Member of the U.S. House of Representatives from Pennsylvania's 2nd district
- In office March 4, 1811 – February 24, 1814
- Preceded by: Robert Brown, John Ross and William Milnor
- Succeeded by: Roger Davis and Samuel Henderson

Member of the Pennsylvania Senate
- In office 1807-1811

Member of the Pennsylvania House of Representatives
- In office 1799-1800

Personal details
- Born: August 16, 1771 near Norristown, Province of Pennsylvania, British America
- Died: July 24, 1854 (aged 82) King of Prussia, Pennsylvania, U.S.
- Resting place: Near Norristown
- Party: Democratic-Republican
- Occupation: Farmer
- Committees: Committee on Claims Committee to Audit and Control the Contingent Expenses Committee on Public Buildings

= Jonathan Roberts (politician) =

American politician (1771–1854)

Jonathan Roberts (August 16, 1771 – July 24, 1854) was an American politician who served as a United States representative and Senator from Pennsylvania from 1811 to 1814 and 1814 to 1821 respectively. He was a member of the Democratic-Republican Party.

==Life and career==

Roberts was born near Norristown in the Province of Pennsylvania and was educated by a private tutor. He later worked as a wheelwright apprentice. From 1799 to 1800 Roberts served as a member of the Pennsylvania House of Representatives, and the Pennsylvania State Senate from 1807 to 1811.

On March 4, 1811, he began his tenure as a United States representative from Pennsylvania's 2nd congressional district, having been elected as a Democratic-Republican. Working through the 12th and 13th United States Congresses he resigned on February 24, 1814, having been elected to the United States Senate to replace Michael Leib, who himself had resigned. He started his service in the Senate on the same day.

■ **Exercise requirements**:
1) In the biography of Jonathan Roberts, which trade did he apprentice in?
2) Pick up the biography of Jonathan Roberts after its last sentence and carry it on.

■ **Given entries**:
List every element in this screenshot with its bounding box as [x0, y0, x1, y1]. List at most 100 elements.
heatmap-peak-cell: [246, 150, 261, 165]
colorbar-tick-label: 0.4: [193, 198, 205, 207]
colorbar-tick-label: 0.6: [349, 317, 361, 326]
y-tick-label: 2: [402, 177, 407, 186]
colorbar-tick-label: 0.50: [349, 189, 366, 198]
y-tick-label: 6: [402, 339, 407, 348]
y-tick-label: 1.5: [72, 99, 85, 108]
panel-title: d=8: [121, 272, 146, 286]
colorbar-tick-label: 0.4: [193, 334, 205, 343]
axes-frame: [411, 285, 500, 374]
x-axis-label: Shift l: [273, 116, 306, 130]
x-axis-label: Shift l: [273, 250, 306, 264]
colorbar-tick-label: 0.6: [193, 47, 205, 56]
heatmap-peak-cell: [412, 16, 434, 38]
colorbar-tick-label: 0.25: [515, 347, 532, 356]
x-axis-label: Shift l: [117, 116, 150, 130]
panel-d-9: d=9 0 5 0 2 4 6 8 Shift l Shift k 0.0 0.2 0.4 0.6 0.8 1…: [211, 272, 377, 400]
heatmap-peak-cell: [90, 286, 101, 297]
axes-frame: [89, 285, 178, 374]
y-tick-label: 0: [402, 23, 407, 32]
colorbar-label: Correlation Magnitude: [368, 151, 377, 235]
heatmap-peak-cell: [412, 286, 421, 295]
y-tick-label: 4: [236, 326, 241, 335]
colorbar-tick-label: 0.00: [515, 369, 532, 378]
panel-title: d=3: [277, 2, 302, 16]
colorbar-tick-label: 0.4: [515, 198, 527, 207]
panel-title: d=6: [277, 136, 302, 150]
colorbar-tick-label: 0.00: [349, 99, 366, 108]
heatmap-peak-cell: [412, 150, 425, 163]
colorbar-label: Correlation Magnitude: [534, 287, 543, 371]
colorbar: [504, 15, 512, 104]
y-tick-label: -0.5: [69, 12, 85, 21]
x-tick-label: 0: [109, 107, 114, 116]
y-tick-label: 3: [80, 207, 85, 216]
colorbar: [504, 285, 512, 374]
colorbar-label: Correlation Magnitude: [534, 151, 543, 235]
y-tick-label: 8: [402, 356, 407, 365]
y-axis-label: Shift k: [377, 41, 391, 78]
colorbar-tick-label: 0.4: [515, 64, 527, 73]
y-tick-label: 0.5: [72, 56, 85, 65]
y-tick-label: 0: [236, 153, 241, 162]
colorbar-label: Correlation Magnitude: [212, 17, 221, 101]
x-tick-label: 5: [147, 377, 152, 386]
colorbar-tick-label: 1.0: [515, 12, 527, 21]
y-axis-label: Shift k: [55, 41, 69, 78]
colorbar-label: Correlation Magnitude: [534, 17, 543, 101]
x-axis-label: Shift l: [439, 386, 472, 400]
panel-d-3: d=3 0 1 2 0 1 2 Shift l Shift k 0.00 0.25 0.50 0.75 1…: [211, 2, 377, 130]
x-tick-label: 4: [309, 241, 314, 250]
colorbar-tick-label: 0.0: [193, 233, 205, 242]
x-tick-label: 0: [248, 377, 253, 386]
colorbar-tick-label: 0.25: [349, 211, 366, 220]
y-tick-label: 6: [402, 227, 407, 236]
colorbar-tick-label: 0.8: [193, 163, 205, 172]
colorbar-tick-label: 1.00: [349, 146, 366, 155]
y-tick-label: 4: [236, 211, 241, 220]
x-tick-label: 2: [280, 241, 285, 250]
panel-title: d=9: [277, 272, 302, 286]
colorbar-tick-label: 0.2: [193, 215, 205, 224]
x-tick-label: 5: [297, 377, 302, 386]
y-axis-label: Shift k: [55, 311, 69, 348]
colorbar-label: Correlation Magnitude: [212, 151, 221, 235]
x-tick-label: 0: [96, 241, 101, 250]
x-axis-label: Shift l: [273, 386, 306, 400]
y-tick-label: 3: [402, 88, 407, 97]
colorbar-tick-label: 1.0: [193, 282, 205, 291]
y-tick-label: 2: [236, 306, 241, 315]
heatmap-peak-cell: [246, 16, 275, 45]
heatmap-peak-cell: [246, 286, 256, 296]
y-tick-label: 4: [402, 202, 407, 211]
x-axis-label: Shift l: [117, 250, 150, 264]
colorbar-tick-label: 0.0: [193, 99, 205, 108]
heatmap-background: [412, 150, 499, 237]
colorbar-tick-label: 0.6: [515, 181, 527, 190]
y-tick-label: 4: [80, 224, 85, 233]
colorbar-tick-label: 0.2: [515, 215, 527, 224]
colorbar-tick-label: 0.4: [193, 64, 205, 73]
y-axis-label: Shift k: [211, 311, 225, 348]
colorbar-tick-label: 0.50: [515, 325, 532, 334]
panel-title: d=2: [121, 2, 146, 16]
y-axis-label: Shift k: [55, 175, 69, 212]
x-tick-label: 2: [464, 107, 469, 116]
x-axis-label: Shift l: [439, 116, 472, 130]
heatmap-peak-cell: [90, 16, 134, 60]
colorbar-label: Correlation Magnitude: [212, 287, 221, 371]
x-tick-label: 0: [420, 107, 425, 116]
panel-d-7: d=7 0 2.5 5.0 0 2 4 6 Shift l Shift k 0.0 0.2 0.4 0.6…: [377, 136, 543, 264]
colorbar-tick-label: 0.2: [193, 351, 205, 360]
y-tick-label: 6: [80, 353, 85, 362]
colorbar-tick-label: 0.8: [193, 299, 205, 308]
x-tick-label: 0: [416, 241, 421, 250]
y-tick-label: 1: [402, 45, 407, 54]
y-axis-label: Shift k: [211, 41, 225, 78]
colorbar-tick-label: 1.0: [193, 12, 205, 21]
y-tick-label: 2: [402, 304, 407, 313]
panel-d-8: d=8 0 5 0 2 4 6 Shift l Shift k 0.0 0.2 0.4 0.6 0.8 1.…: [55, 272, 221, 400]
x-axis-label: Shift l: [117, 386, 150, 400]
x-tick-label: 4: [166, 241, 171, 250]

■ **Responses to the exercise**:
1) He was a wheelwright apprentice.

2)
Re-elected to a full term later in 1814, Roberts was the chairman of the Committee on Claims from the 14th through to the 16th Congress inclusive. During the 16th he was also on the Committee to Audit and Control the Contingent Expenses and the Committee on Public Buildings. He left the Senate on March 4, 1821.

From 1823 to 1826 he was again a member of the Pennsylvania House of Representatives, and later became the collector of customs at the port of Philadelphia from 1841 to 1842. In 1848, Roberts built a school in Upper Merion for poor children who had to walk some distance from mill workers' houses to their previous school.

He died at the age of 82 on his farm, Robertsville, in King of Prussia, and was interred in the Roberts family cemetery In Upper Merion township, near Norristown, Montgomery County, Pennsylvania.

==Sources==
- Morrison, J. "Roberts School"
- "Roberts, Jonathan, (1771 - 1854)"
- "Index to Politicians: Roberts, J"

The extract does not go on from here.